*SET EXERCISE*
Rewrite the material below, changing every "axes-frame" to "plot-frame" and leaving everything else as it is.

*ENTRIES PROVIDED*
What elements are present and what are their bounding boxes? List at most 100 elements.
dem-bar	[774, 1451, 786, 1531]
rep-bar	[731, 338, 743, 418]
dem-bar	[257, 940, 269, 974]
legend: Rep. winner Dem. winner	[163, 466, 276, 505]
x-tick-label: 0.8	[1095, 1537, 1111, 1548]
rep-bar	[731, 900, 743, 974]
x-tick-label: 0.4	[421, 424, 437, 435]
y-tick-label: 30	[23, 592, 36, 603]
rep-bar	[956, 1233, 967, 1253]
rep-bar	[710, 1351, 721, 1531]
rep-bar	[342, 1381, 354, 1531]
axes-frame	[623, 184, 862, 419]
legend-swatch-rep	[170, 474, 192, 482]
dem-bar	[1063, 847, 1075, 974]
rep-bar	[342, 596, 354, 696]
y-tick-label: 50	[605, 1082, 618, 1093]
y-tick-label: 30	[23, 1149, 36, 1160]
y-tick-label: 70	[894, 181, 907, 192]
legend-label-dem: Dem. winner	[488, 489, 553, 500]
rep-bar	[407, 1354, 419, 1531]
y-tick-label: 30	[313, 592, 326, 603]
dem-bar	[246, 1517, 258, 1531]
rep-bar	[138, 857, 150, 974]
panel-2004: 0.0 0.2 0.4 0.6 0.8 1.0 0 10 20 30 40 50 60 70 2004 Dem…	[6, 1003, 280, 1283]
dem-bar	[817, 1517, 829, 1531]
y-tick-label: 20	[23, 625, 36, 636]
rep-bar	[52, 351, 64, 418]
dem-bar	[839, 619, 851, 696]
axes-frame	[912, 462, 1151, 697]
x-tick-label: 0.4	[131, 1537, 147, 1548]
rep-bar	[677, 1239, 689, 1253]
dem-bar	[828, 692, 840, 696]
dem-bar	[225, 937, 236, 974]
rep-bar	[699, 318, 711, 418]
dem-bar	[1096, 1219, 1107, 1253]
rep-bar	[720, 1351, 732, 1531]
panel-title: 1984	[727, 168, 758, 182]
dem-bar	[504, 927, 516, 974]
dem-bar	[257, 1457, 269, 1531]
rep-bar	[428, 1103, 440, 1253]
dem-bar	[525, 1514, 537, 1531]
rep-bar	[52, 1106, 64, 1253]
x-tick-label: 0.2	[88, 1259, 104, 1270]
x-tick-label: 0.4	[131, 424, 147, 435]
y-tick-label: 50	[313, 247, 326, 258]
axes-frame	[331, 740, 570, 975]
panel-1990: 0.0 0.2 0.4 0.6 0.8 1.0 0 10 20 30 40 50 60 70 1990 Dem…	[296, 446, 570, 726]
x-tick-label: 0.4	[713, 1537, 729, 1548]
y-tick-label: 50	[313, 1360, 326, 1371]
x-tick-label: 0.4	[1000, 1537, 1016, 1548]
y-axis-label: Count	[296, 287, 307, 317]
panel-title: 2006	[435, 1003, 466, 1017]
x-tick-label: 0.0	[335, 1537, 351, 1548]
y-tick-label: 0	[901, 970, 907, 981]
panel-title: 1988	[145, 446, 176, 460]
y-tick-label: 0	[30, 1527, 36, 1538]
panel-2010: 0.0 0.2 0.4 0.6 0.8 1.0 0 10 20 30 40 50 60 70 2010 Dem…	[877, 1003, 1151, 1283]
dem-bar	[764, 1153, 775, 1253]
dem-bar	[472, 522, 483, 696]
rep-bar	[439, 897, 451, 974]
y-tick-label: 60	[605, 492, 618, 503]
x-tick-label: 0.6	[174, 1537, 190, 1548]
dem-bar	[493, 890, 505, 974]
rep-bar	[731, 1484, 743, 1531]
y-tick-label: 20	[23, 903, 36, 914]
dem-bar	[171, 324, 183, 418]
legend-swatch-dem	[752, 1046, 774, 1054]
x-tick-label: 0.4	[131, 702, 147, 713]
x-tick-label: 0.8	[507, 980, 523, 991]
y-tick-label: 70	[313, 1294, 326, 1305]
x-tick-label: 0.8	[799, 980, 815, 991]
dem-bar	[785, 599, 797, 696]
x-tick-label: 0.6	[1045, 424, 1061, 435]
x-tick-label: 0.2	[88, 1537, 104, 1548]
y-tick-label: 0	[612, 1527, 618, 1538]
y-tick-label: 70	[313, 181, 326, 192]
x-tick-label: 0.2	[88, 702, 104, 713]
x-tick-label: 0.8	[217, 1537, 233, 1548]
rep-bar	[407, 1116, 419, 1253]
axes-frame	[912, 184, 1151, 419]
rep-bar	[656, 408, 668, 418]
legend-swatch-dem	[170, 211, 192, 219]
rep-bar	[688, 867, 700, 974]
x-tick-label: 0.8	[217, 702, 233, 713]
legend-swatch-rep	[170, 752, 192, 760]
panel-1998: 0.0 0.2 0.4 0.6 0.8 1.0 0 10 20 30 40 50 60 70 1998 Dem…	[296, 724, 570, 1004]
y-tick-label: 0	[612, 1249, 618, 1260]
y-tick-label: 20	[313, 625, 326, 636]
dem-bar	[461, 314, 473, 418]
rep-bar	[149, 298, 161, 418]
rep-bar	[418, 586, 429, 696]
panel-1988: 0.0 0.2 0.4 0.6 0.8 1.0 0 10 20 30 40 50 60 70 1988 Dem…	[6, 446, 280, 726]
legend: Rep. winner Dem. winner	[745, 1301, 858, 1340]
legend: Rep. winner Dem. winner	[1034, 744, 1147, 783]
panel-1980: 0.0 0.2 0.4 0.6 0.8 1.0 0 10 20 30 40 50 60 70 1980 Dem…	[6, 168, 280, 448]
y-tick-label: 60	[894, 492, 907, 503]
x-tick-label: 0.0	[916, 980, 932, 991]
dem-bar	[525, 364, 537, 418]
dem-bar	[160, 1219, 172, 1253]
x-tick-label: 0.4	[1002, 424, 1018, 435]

*RESULT FOR THIS EXERCISE*
What elements are present and what are their bounding boxes? List at most 100 elements.
dem-bar	[774, 1451, 786, 1531]
rep-bar	[731, 338, 743, 418]
dem-bar	[257, 940, 269, 974]
legend: Rep. winner Dem. winner	[163, 466, 276, 505]
x-tick-label: 0.8	[1095, 1537, 1111, 1548]
rep-bar	[731, 900, 743, 974]
x-tick-label: 0.4	[421, 424, 437, 435]
y-tick-label: 30	[23, 592, 36, 603]
rep-bar	[956, 1233, 967, 1253]
rep-bar	[710, 1351, 721, 1531]
rep-bar	[342, 1381, 354, 1531]
plot-frame	[623, 184, 862, 419]
legend-swatch-rep	[170, 474, 192, 482]
dem-bar	[1063, 847, 1075, 974]
rep-bar	[342, 596, 354, 696]
y-tick-label: 50	[605, 1082, 618, 1093]
y-tick-label: 30	[23, 1149, 36, 1160]
y-tick-label: 70	[894, 181, 907, 192]
legend-label-dem: Dem. winner	[488, 489, 553, 500]
rep-bar	[407, 1354, 419, 1531]
y-tick-label: 30	[313, 592, 326, 603]
dem-bar	[246, 1517, 258, 1531]
rep-bar	[138, 857, 150, 974]
panel-2004: 0.0 0.2 0.4 0.6 0.8 1.0 0 10 20 30 40 50 60 70 2004 Dem…	[6, 1003, 280, 1283]
dem-bar	[817, 1517, 829, 1531]
y-tick-label: 20	[23, 625, 36, 636]
rep-bar	[52, 351, 64, 418]
dem-bar	[839, 619, 851, 696]
plot-frame	[912, 462, 1151, 697]
x-tick-label: 0.4	[131, 1537, 147, 1548]
rep-bar	[677, 1239, 689, 1253]
dem-bar	[828, 692, 840, 696]
dem-bar	[225, 937, 236, 974]
rep-bar	[699, 318, 711, 418]
dem-bar	[1096, 1219, 1107, 1253]
rep-bar	[720, 1351, 732, 1531]
panel-title: 1984	[727, 168, 758, 182]
dem-bar	[504, 927, 516, 974]
dem-bar	[257, 1457, 269, 1531]
rep-bar	[428, 1103, 440, 1253]
dem-bar	[525, 1514, 537, 1531]
rep-bar	[52, 1106, 64, 1253]
x-tick-label: 0.2	[88, 1259, 104, 1270]
x-tick-label: 0.4	[131, 424, 147, 435]
y-tick-label: 50	[313, 247, 326, 258]
plot-frame	[331, 740, 570, 975]
panel-1990: 0.0 0.2 0.4 0.6 0.8 1.0 0 10 20 30 40 50 60 70 1990 Dem…	[296, 446, 570, 726]
x-tick-label: 0.4	[713, 1537, 729, 1548]
y-tick-label: 50	[313, 1360, 326, 1371]
x-tick-label: 0.4	[1000, 1537, 1016, 1548]
y-axis-label: Count	[296, 287, 307, 317]
panel-title: 2006	[435, 1003, 466, 1017]
x-tick-label: 0.0	[335, 1537, 351, 1548]
y-tick-label: 0	[901, 970, 907, 981]
panel-title: 1988	[145, 446, 176, 460]
y-tick-label: 0	[30, 1527, 36, 1538]
panel-2010: 0.0 0.2 0.4 0.6 0.8 1.0 0 10 20 30 40 50 60 70 2010 Dem…	[877, 1003, 1151, 1283]
dem-bar	[764, 1153, 775, 1253]
dem-bar	[472, 522, 483, 696]
rep-bar	[439, 897, 451, 974]
y-tick-label: 60	[605, 492, 618, 503]
x-tick-label: 0.6	[174, 1537, 190, 1548]
dem-bar	[493, 890, 505, 974]
rep-bar	[731, 1484, 743, 1531]
y-tick-label: 20	[23, 903, 36, 914]
dem-bar	[171, 324, 183, 418]
legend-swatch-dem	[752, 1046, 774, 1054]
x-tick-label: 0.4	[131, 702, 147, 713]
x-tick-label: 0.8	[507, 980, 523, 991]
y-tick-label: 70	[313, 1294, 326, 1305]
x-tick-label: 0.8	[799, 980, 815, 991]
dem-bar	[785, 599, 797, 696]
x-tick-label: 0.6	[1045, 424, 1061, 435]
x-tick-label: 0.2	[88, 1537, 104, 1548]
y-tick-label: 0	[612, 1527, 618, 1538]
y-tick-label: 70	[313, 181, 326, 192]
x-tick-label: 0.2	[88, 702, 104, 713]
x-tick-label: 0.8	[217, 1537, 233, 1548]
rep-bar	[407, 1116, 419, 1253]
plot-frame	[912, 184, 1151, 419]
rep-bar	[656, 408, 668, 418]
legend-swatch-dem	[170, 211, 192, 219]
rep-bar	[688, 867, 700, 974]
x-tick-label: 0.8	[217, 702, 233, 713]
legend-swatch-rep	[170, 752, 192, 760]
panel-1998: 0.0 0.2 0.4 0.6 0.8 1.0 0 10 20 30 40 50 60 70 1998 Dem…	[296, 724, 570, 1004]
y-tick-label: 0	[612, 1249, 618, 1260]
y-tick-label: 20	[313, 625, 326, 636]
dem-bar	[461, 314, 473, 418]
rep-bar	[149, 298, 161, 418]
rep-bar	[418, 586, 429, 696]
panel-1988: 0.0 0.2 0.4 0.6 0.8 1.0 0 10 20 30 40 50 60 70 1988 Dem…	[6, 446, 280, 726]
legend: Rep. winner Dem. winner	[745, 1301, 858, 1340]
legend: Rep. winner Dem. winner	[1034, 744, 1147, 783]
panel-1980: 0.0 0.2 0.4 0.6 0.8 1.0 0 10 20 30 40 50 60 70 1980 Dem…	[6, 168, 280, 448]
y-tick-label: 60	[894, 492, 907, 503]
x-tick-label: 0.0	[916, 980, 932, 991]
dem-bar	[525, 364, 537, 418]
dem-bar	[160, 1219, 172, 1253]
x-tick-label: 0.4	[1002, 424, 1018, 435]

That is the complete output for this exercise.